Search the records below for the word "Weight". Pull out each line that has it.

++++ DATA FOR THIS EXERCISE

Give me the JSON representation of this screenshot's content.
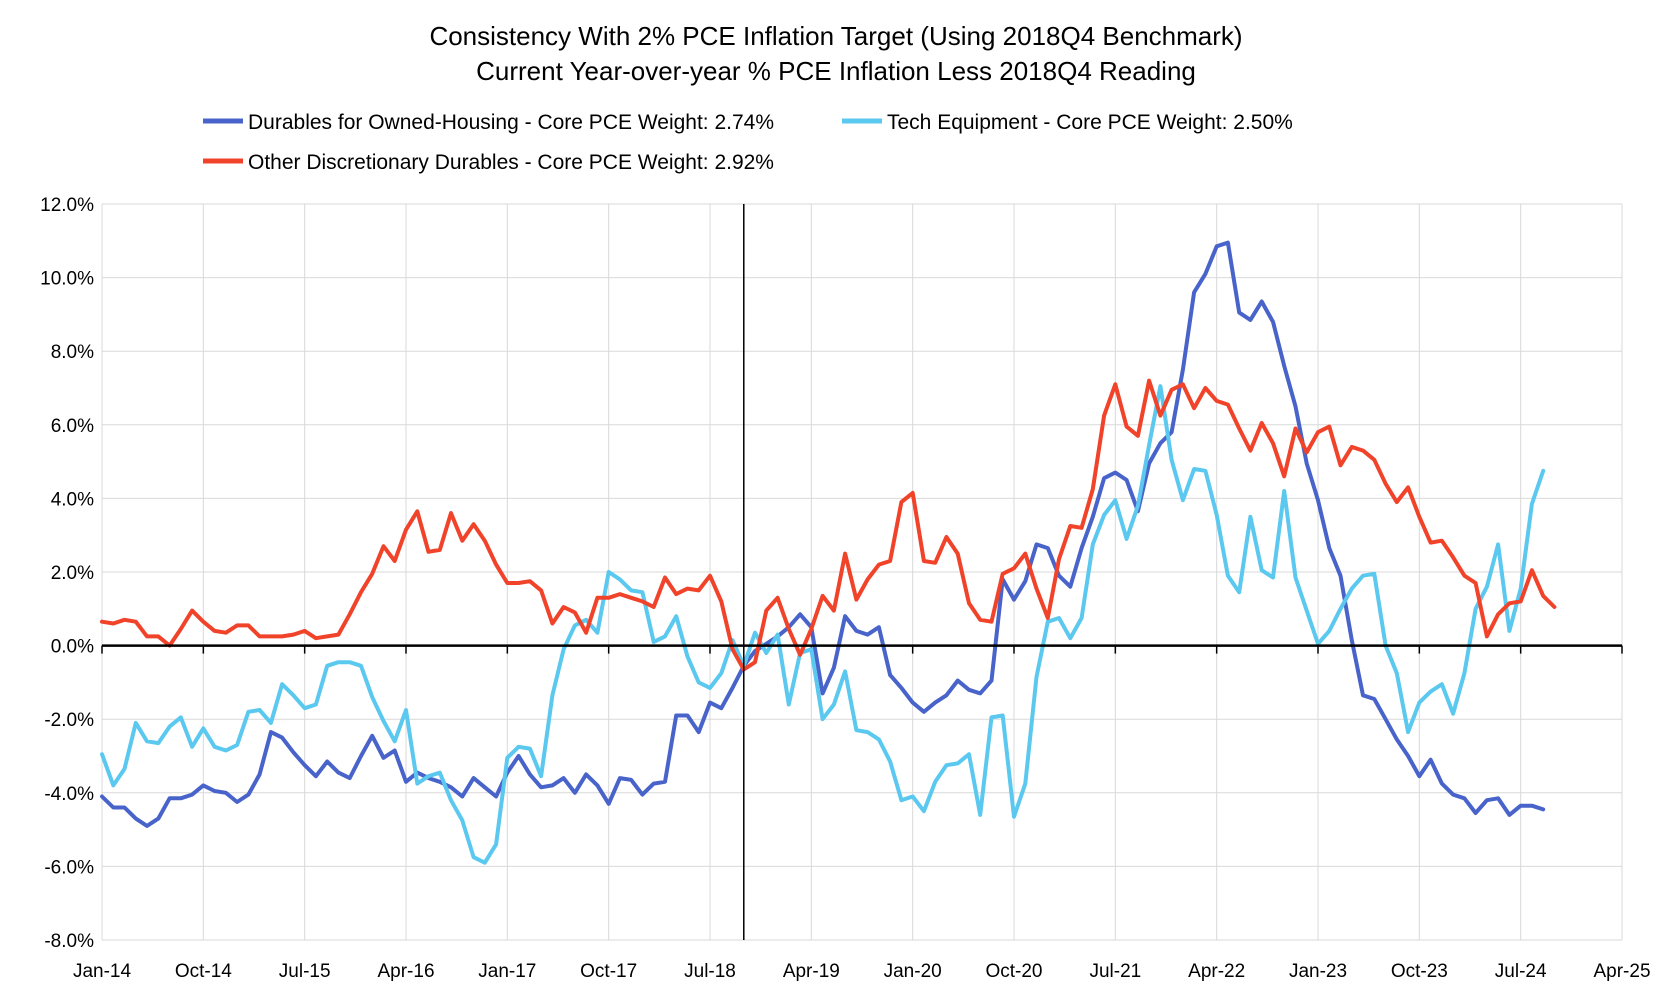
{
  "chart_data": {
    "type": "line",
    "title": "Consistency With 2% PCE Inflation Target (Using 2018Q4 Benchmark)",
    "subtitle": "Current Year-over-year % PCE Inflation Less 2018Q4 Reading",
    "xlabel": "",
    "ylabel": "",
    "x_ticks": [
      "Jan-14",
      "Oct-14",
      "Jul-15",
      "Apr-16",
      "Jan-17",
      "Oct-17",
      "Jul-18",
      "Apr-19",
      "Jan-20",
      "Oct-20",
      "Jul-21",
      "Apr-22",
      "Jan-23",
      "Oct-23",
      "Jul-24",
      "Apr-25"
    ],
    "y_ticks": [
      "12.0%",
      "10.0%",
      "8.0%",
      "6.0%",
      "4.0%",
      "2.0%",
      "0.0%",
      "-2.0%",
      "-4.0%",
      "-6.0%",
      "-8.0%"
    ],
    "ylim": [
      -8,
      12
    ],
    "x_range": [
      "2014-01",
      "2025-04"
    ],
    "benchmark_line": "2018-10",
    "grid": true,
    "legend_position": "top",
    "x_start": "2014-01",
    "series": [
      {
        "name": "Durables for Owned-Housing - Core PCE Weight: 2.74%",
        "color": "#4863c9",
        "values": [
          -4.1,
          -4.4,
          -4.4,
          -4.7,
          -4.9,
          -4.7,
          -4.15,
          -4.15,
          -4.05,
          -3.8,
          -3.95,
          -4.0,
          -4.25,
          -4.05,
          -3.5,
          -2.35,
          -2.5,
          -2.9,
          -3.25,
          -3.55,
          -3.15,
          -3.45,
          -3.6,
          -3.0,
          -2.45,
          -3.05,
          -2.85,
          -3.7,
          -3.45,
          -3.6,
          -3.7,
          -3.85,
          -4.1,
          -3.6,
          -3.85,
          -4.1,
          -3.45,
          -3.0,
          -3.5,
          -3.85,
          -3.8,
          -3.6,
          -4.0,
          -3.5,
          -3.8,
          -4.3,
          -3.6,
          -3.65,
          -4.05,
          -3.75,
          -3.7,
          -1.9,
          -1.9,
          -2.35,
          -1.55,
          -1.7,
          -1.15,
          -0.55,
          -0.15,
          0.05,
          0.25,
          0.5,
          0.85,
          0.5,
          -1.3,
          -0.6,
          0.8,
          0.4,
          0.3,
          0.5,
          -0.8,
          -1.15,
          -1.55,
          -1.8,
          -1.55,
          -1.35,
          -0.95,
          -1.2,
          -1.3,
          -0.95,
          1.8,
          1.25,
          1.75,
          2.75,
          2.65,
          1.9,
          1.6,
          2.65,
          3.5,
          4.55,
          4.7,
          4.5,
          3.65,
          4.95,
          5.5,
          5.8,
          7.5,
          9.6,
          10.1,
          10.85,
          10.95,
          9.05,
          8.85,
          9.35,
          8.8,
          7.6,
          6.5,
          4.95,
          3.95,
          2.65,
          1.9,
          0.15,
          -1.35,
          -1.45,
          -2.0,
          -2.55,
          -3.0,
          -3.55,
          -3.1,
          -3.75,
          -4.05,
          -4.15,
          -4.55,
          -4.2,
          -4.15,
          -4.6,
          -4.35,
          -4.35,
          -4.45
        ]
      },
      {
        "name": "Tech Equipment - Core PCE Weight: 2.50%",
        "color": "#5bc8ef",
        "values": [
          -2.95,
          -3.8,
          -3.35,
          -2.1,
          -2.6,
          -2.65,
          -2.2,
          -1.95,
          -2.75,
          -2.25,
          -2.75,
          -2.85,
          -2.7,
          -1.8,
          -1.75,
          -2.1,
          -1.05,
          -1.35,
          -1.7,
          -1.6,
          -0.55,
          -0.45,
          -0.45,
          -0.55,
          -1.4,
          -2.05,
          -2.6,
          -1.75,
          -3.75,
          -3.55,
          -3.45,
          -4.2,
          -4.75,
          -5.75,
          -5.9,
          -5.4,
          -3.05,
          -2.75,
          -2.8,
          -3.55,
          -1.35,
          -0.1,
          0.55,
          0.7,
          0.35,
          2.0,
          1.8,
          1.5,
          1.45,
          0.1,
          0.25,
          0.8,
          -0.3,
          -1.0,
          -1.15,
          -0.75,
          0.15,
          -0.55,
          0.35,
          -0.2,
          0.3,
          -1.6,
          -0.2,
          -0.1,
          -2.0,
          -1.6,
          -0.7,
          -2.3,
          -2.35,
          -2.55,
          -3.15,
          -4.2,
          -4.1,
          -4.5,
          -3.7,
          -3.25,
          -3.2,
          -2.95,
          -4.6,
          -1.95,
          -1.9,
          -4.65,
          -3.75,
          -0.85,
          0.65,
          0.75,
          0.2,
          0.75,
          2.75,
          3.55,
          3.95,
          2.9,
          3.8,
          5.45,
          7.05,
          5.05,
          3.95,
          4.8,
          4.75,
          3.55,
          1.9,
          1.45,
          3.5,
          2.05,
          1.85,
          4.2,
          1.85,
          0.95,
          0.05,
          0.4,
          1.0,
          1.55,
          1.9,
          1.95,
          0.0,
          -0.75,
          -2.35,
          -1.55,
          -1.25,
          -1.05,
          -1.85,
          -0.75,
          1.0,
          1.6,
          2.75,
          0.4,
          1.55,
          3.85,
          4.75
        ]
      },
      {
        "name": "Other Discretionary Durables - Core PCE Weight: 2.92%",
        "color": "#f0432a",
        "values": [
          0.65,
          0.6,
          0.7,
          0.65,
          0.25,
          0.25,
          0.0,
          0.45,
          0.95,
          0.65,
          0.4,
          0.35,
          0.55,
          0.55,
          0.25,
          0.25,
          0.25,
          0.3,
          0.4,
          0.2,
          0.25,
          0.3,
          0.85,
          1.45,
          1.95,
          2.7,
          2.3,
          3.15,
          3.65,
          2.55,
          2.6,
          3.6,
          2.85,
          3.3,
          2.85,
          2.2,
          1.7,
          1.7,
          1.75,
          1.5,
          0.6,
          1.05,
          0.9,
          0.35,
          1.3,
          1.3,
          1.4,
          1.3,
          1.2,
          1.05,
          1.85,
          1.4,
          1.55,
          1.5,
          1.9,
          1.2,
          -0.1,
          -0.65,
          -0.45,
          0.95,
          1.3,
          0.45,
          -0.25,
          0.45,
          1.35,
          0.95,
          2.5,
          1.25,
          1.8,
          2.2,
          2.3,
          3.9,
          4.15,
          2.3,
          2.25,
          2.95,
          2.5,
          1.15,
          0.7,
          0.65,
          1.95,
          2.1,
          2.5,
          1.55,
          0.75,
          2.35,
          3.25,
          3.2,
          4.25,
          6.25,
          7.1,
          5.95,
          5.7,
          7.2,
          6.25,
          6.95,
          7.1,
          6.45,
          7.0,
          6.65,
          6.55,
          5.9,
          5.3,
          6.05,
          5.5,
          4.6,
          5.9,
          5.25,
          5.8,
          5.95,
          4.9,
          5.4,
          5.3,
          5.05,
          4.4,
          3.9,
          4.3,
          3.5,
          2.8,
          2.85,
          2.4,
          1.9,
          1.7,
          0.25,
          0.85,
          1.15,
          1.2,
          2.05,
          1.35,
          1.05
        ]
      }
    ]
  }
}
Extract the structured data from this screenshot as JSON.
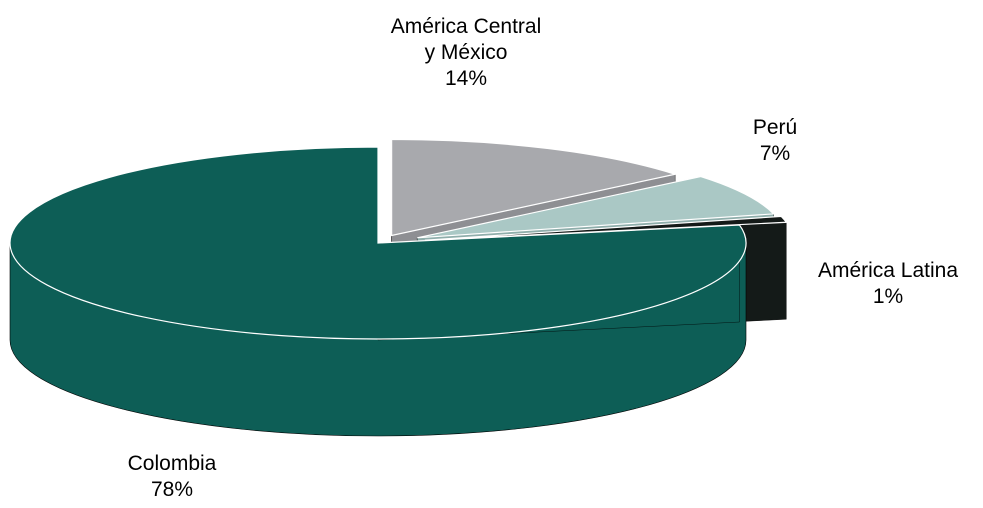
{
  "chart_data": {
    "type": "pie",
    "style": "3d-exploded",
    "slices": [
      {
        "name": "América Central y México",
        "label_lines": [
          "América Central",
          "y México"
        ],
        "value_label": "14%",
        "value": 14,
        "color": "#A8A9AD",
        "side_color": "#8E8F93"
      },
      {
        "name": "Perú",
        "label_lines": [
          "Perú"
        ],
        "value_label": "7%",
        "value": 7,
        "color": "#AAC8C5",
        "side_color": "#8FAEAB"
      },
      {
        "name": "América Latina",
        "label_lines": [
          "América Latina"
        ],
        "value_label": "1%",
        "value": 1,
        "color": "#141A18",
        "side_color": "#141A18"
      },
      {
        "name": "Colombia",
        "label_lines": [
          "Colombia"
        ],
        "value_label": "78%",
        "value": 78,
        "color": "#0D5E56",
        "side_color": "#0D5E56"
      }
    ]
  }
}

++++++++

WRITTEN SOLUTION.
        "name": "Durables for Owned-Housing - Core PCE Weight: 2.74%",
        "name": "Tech Equipment - Core PCE Weight: 2.50%",
        "name": "Other Discretionary Durables - Core PCE Weight: 2.92%",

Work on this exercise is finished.